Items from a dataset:
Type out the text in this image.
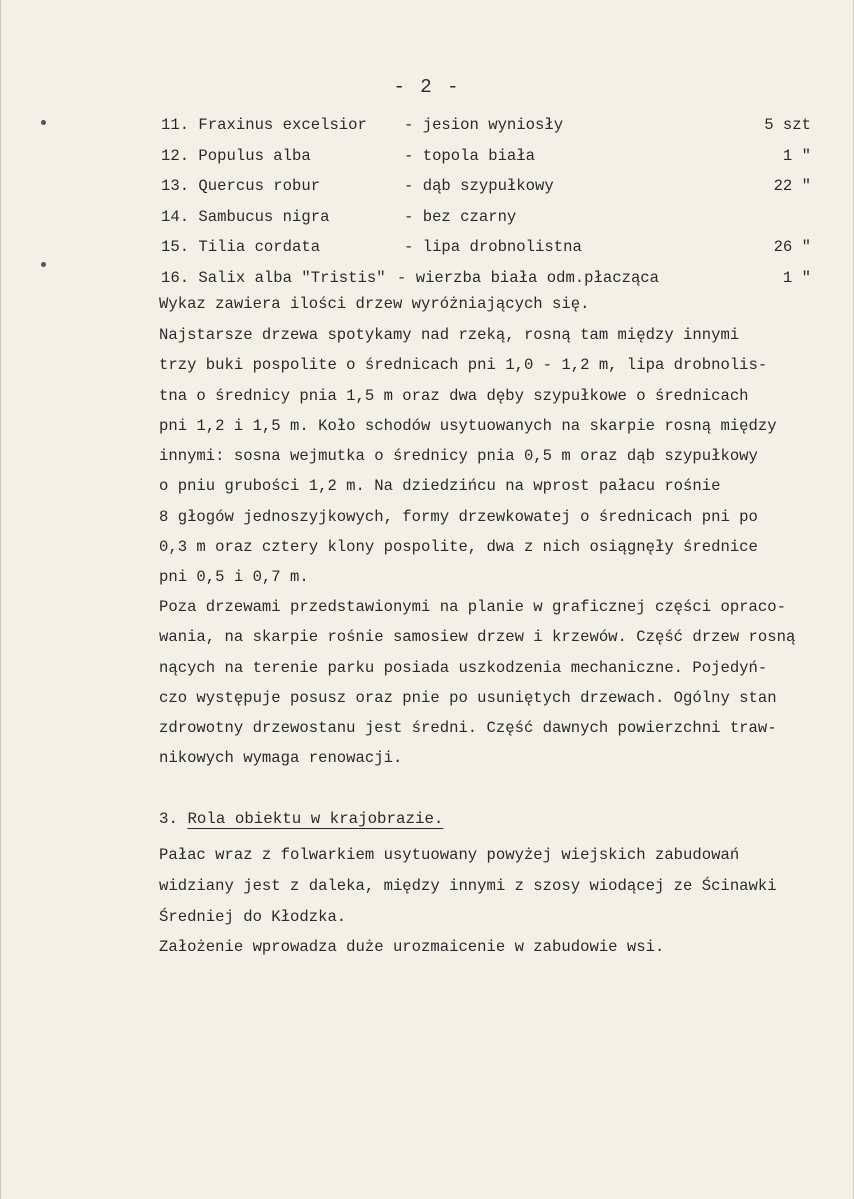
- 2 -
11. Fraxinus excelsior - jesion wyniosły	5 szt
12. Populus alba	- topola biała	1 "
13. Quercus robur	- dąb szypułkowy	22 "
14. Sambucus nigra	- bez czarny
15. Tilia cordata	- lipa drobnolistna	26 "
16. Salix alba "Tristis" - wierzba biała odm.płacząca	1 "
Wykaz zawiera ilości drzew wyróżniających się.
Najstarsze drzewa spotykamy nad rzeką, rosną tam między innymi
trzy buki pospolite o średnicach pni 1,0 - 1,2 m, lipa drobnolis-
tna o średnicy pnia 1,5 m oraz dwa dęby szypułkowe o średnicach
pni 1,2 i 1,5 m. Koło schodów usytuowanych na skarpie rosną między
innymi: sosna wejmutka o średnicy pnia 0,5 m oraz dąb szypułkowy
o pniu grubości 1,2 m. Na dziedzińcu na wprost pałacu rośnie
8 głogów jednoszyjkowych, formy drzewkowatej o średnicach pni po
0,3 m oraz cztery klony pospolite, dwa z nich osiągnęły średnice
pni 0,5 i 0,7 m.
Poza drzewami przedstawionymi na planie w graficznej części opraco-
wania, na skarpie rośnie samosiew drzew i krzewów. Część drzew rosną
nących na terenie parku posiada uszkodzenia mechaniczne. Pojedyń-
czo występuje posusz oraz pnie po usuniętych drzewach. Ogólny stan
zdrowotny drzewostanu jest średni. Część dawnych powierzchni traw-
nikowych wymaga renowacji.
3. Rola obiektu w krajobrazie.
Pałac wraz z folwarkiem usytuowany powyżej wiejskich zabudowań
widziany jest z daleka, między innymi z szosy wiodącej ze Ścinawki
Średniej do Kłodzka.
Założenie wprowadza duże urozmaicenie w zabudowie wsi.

Work to do: Pull out each line holding the string "pospolite".

Solution to the exercise:
trzy buki pospolite o średnicach pni 1,0 - 1,2 m, lipa drobnolis-
0,3 m oraz cztery klony pospolite, dwa z nich osiągnęły średnice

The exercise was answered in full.